Set problem:
Pick out every line of the entries below where "legend" occurs, and copy those lines.

---------- Raw records ----------

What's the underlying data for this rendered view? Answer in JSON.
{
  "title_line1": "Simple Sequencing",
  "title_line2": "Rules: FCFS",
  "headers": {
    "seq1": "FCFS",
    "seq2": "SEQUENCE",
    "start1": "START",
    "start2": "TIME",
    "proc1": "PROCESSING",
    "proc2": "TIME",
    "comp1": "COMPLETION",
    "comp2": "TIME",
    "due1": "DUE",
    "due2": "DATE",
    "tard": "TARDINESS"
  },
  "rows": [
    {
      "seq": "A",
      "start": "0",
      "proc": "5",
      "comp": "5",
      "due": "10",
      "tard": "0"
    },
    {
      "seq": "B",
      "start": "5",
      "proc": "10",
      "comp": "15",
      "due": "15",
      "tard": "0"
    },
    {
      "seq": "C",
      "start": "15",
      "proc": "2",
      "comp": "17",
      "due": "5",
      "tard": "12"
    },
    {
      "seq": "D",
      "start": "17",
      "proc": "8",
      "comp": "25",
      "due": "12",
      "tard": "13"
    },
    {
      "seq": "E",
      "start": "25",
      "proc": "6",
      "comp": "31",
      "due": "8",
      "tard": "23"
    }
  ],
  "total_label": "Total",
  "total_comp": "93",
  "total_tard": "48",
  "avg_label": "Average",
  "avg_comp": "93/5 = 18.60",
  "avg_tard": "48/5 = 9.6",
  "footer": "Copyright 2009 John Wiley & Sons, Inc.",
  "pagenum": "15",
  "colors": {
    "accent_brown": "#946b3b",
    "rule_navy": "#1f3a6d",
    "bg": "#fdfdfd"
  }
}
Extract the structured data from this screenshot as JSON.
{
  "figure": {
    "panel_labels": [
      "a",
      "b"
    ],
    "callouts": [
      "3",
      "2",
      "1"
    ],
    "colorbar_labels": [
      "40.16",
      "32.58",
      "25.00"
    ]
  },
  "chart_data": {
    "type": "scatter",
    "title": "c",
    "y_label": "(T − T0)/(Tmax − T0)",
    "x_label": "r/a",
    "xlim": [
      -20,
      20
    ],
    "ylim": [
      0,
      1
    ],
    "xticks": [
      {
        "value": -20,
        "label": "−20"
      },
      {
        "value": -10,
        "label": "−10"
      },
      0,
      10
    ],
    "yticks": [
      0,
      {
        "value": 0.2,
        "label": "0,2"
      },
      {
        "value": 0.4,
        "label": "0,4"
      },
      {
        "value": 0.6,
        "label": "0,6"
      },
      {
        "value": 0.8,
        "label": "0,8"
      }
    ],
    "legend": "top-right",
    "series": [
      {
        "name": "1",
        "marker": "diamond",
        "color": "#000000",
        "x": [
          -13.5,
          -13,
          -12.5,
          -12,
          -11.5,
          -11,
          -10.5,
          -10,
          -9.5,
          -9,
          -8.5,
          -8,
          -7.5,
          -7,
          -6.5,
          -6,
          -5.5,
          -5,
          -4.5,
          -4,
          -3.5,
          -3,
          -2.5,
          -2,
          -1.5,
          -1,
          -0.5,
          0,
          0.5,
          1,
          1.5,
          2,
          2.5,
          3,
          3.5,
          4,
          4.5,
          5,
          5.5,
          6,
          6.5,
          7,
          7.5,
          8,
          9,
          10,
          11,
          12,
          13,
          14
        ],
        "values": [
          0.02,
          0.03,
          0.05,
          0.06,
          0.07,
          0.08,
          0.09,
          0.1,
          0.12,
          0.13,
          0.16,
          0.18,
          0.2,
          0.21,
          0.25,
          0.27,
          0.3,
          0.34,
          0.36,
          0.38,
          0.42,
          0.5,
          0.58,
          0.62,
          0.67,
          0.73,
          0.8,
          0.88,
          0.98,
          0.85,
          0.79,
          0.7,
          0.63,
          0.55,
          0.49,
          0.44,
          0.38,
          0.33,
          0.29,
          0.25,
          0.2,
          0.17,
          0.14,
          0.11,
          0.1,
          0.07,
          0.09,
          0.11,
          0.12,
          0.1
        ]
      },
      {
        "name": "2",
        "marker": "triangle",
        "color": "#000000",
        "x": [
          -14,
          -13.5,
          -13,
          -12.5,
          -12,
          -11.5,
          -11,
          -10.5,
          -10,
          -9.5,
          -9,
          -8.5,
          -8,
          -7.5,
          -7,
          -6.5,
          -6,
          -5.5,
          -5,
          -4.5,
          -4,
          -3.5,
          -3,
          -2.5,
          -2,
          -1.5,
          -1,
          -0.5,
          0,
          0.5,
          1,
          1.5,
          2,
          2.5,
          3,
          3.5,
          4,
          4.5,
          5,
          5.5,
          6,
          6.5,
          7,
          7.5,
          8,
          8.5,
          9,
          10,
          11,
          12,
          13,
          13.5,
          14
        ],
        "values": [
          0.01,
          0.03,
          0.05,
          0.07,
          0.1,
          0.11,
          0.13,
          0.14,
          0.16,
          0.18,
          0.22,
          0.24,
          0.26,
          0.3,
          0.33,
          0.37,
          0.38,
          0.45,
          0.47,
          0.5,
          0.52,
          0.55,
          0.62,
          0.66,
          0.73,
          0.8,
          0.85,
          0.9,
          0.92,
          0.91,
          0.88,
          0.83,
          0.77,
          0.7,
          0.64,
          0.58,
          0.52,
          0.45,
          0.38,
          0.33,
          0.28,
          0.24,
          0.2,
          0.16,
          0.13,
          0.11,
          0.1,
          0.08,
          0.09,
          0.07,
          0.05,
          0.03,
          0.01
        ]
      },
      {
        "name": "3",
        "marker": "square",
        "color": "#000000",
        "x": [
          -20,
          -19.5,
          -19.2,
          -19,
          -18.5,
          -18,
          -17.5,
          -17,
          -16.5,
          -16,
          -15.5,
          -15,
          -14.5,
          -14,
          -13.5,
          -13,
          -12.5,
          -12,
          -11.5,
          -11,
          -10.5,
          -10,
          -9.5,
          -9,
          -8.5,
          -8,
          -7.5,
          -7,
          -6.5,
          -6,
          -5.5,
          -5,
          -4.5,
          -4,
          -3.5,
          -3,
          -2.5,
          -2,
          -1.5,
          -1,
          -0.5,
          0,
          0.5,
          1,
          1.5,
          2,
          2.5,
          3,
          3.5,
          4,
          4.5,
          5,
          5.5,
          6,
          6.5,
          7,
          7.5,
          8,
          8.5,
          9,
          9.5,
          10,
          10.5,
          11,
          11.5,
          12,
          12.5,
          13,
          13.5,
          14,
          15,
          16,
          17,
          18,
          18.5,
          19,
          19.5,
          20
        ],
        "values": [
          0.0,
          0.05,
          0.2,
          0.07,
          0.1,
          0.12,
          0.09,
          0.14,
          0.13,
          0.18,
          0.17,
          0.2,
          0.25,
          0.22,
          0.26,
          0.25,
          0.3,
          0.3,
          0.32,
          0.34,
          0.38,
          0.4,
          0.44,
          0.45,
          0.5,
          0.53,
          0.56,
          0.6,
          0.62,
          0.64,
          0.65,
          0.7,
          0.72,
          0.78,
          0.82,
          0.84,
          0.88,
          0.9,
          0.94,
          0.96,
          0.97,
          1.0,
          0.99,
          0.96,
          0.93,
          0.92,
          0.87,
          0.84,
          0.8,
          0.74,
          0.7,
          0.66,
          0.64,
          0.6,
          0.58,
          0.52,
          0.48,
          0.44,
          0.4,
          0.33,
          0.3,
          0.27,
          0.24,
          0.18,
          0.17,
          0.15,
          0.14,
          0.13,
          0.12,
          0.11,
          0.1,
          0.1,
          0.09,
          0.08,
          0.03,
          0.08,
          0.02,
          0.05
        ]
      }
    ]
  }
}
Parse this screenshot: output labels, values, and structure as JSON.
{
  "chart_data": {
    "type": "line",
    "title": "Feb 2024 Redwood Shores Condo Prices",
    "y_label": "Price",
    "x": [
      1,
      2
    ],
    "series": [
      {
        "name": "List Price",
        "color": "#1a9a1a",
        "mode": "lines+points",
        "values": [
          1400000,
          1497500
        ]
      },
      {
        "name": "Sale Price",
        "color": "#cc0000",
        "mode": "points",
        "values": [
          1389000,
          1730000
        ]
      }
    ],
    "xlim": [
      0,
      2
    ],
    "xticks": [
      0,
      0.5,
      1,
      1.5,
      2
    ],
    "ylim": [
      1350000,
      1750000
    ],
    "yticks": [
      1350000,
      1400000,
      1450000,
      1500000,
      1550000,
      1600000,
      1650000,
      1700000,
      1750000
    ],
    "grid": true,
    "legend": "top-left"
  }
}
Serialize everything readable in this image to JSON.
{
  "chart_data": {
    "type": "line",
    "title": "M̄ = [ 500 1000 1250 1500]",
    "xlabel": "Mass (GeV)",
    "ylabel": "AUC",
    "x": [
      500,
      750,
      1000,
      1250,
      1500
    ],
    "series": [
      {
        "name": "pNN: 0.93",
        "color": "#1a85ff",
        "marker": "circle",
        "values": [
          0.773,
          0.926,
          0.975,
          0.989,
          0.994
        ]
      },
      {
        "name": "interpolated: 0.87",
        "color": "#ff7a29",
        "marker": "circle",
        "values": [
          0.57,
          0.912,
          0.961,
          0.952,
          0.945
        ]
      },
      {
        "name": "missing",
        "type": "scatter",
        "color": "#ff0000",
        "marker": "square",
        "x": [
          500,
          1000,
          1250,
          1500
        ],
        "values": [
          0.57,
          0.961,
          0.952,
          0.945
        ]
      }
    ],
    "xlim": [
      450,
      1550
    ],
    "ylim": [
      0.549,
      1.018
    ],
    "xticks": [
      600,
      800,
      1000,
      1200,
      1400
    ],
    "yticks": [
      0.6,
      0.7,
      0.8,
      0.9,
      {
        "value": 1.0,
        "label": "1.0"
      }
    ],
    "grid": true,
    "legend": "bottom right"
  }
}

----------

Output for this task:
    "legend": "top-right",
    "legend": "top-left"
    "legend": "bottom right"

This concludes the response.